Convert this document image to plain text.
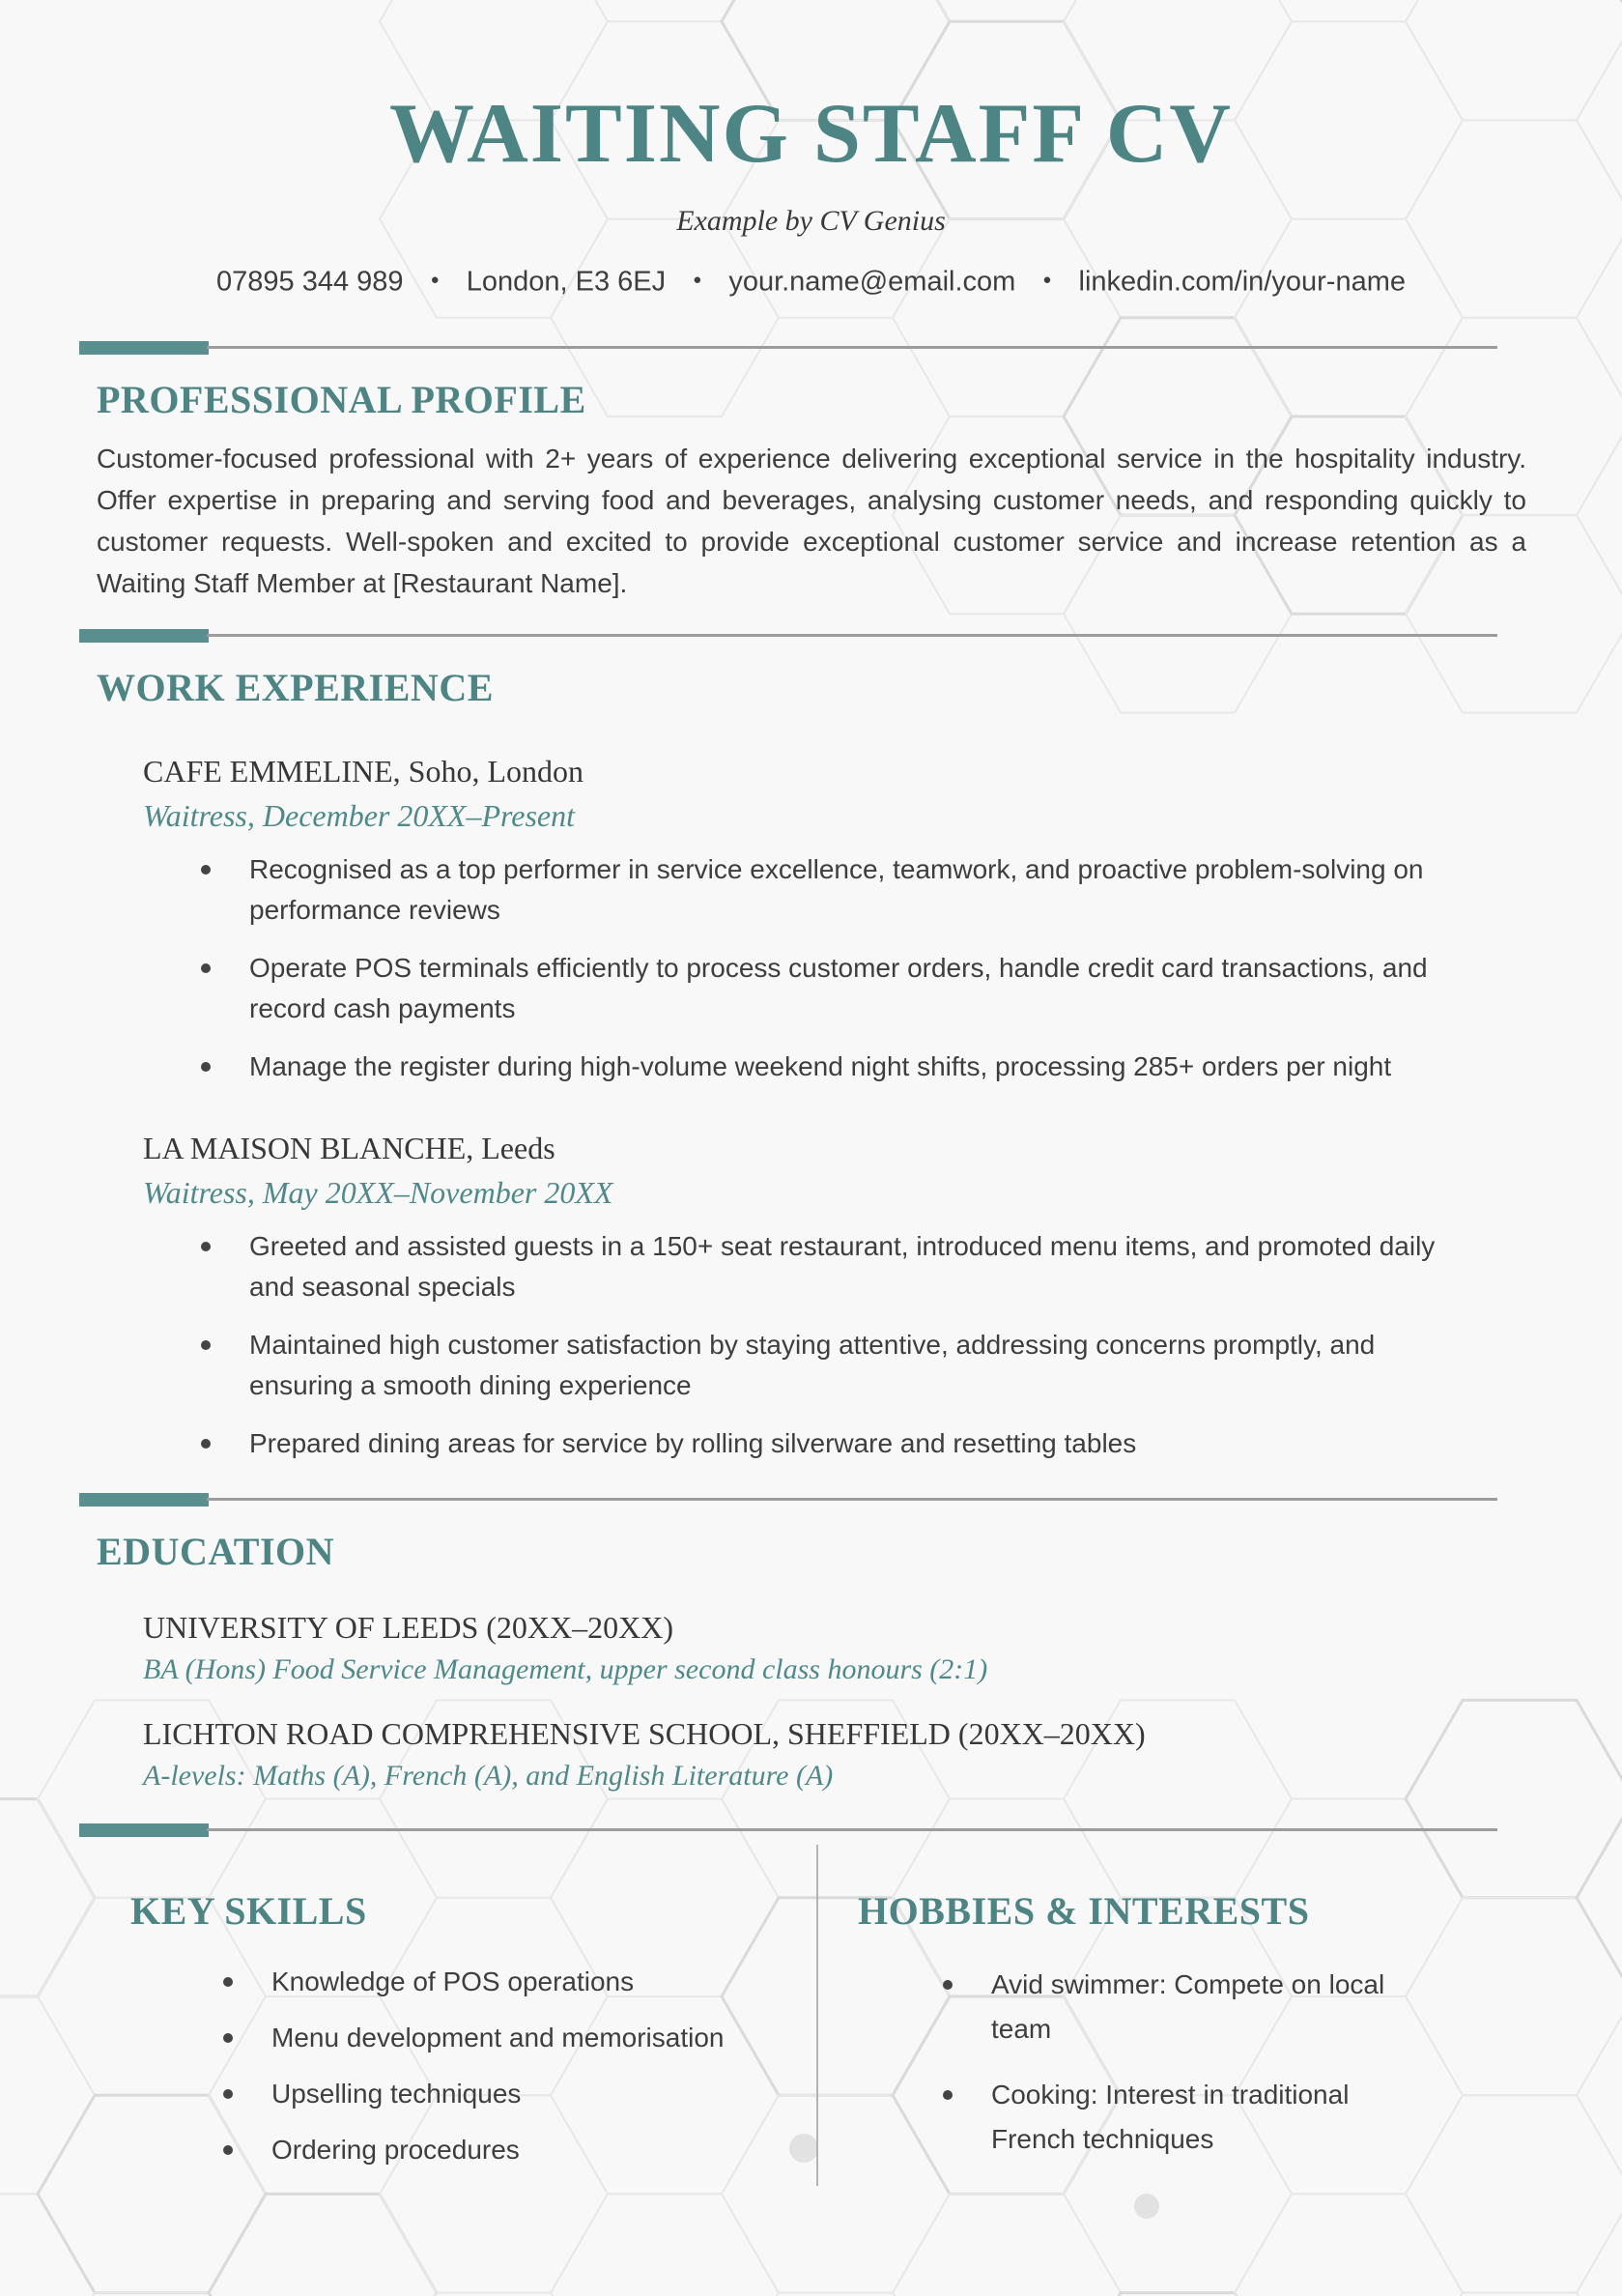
WAITING STAFF CV
Example by CV Genius
07895 344 989 ● London, E3 6EJ ● your.name@email.com ● linkedin.com/in/your-name
PROFESSIONAL PROFILE

Customer-focused professional with 2+ years of experience delivering exceptional service in the hospitality industry. Offer expertise in preparing and serving food and beverages, analysing customer needs, and responding quickly to customer requests. Well-spoken and excited to provide exceptional customer service and increase retention as a Waiting Staff Member at [Restaurant Name].

WORK EXPERIENCE
CAFE EMMELINE, Soho, London
Waitress, December 20XX–Present
Recognised as a top performer in service excellence, teamwork, and proactive problem-solving on performance reviews
Operate POS terminals efficiently to process customer orders, handle credit card transactions, and record cash payments
Manage the register during high-volume weekend night shifts, processing 285+ orders per night
LA MAISON BLANCHE, Leeds
Waitress, May 20XX–November 20XX
Greeted and assisted guests in a 150+ seat restaurant, introduced menu items, and promoted daily and seasonal specials
Maintained high customer satisfaction by staying attentive, addressing concerns promptly, and ensuring a smooth dining experience
Prepared dining areas for service by rolling silverware and resetting tables
EDUCATION
UNIVERSITY OF LEEDS (20XX–20XX)
BA (Hons) Food Service Management, upper second class honours (2:1)
LICHTON ROAD COMPREHENSIVE SCHOOL, SHEFFIELD (20XX–20XX)
A-levels: Maths (A), French (A), and English Literature (A)
KEY SKILLS
Knowledge of POS operations
Menu development and memorisation
Upselling techniques
Ordering procedures
HOBBIES & INTERESTS
Avid swimmer: Compete on local team
Cooking: Interest in traditional French techniques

▬▬▬▬▬▬

* _WHAT TO WORK ON_
Search the entries for the word "French" and pick out every line that holds it.

* _FULL SOLUTION_
A-levels: Maths (A), French (A), and English Literature (A)
Cooking: Interest in traditional French techniques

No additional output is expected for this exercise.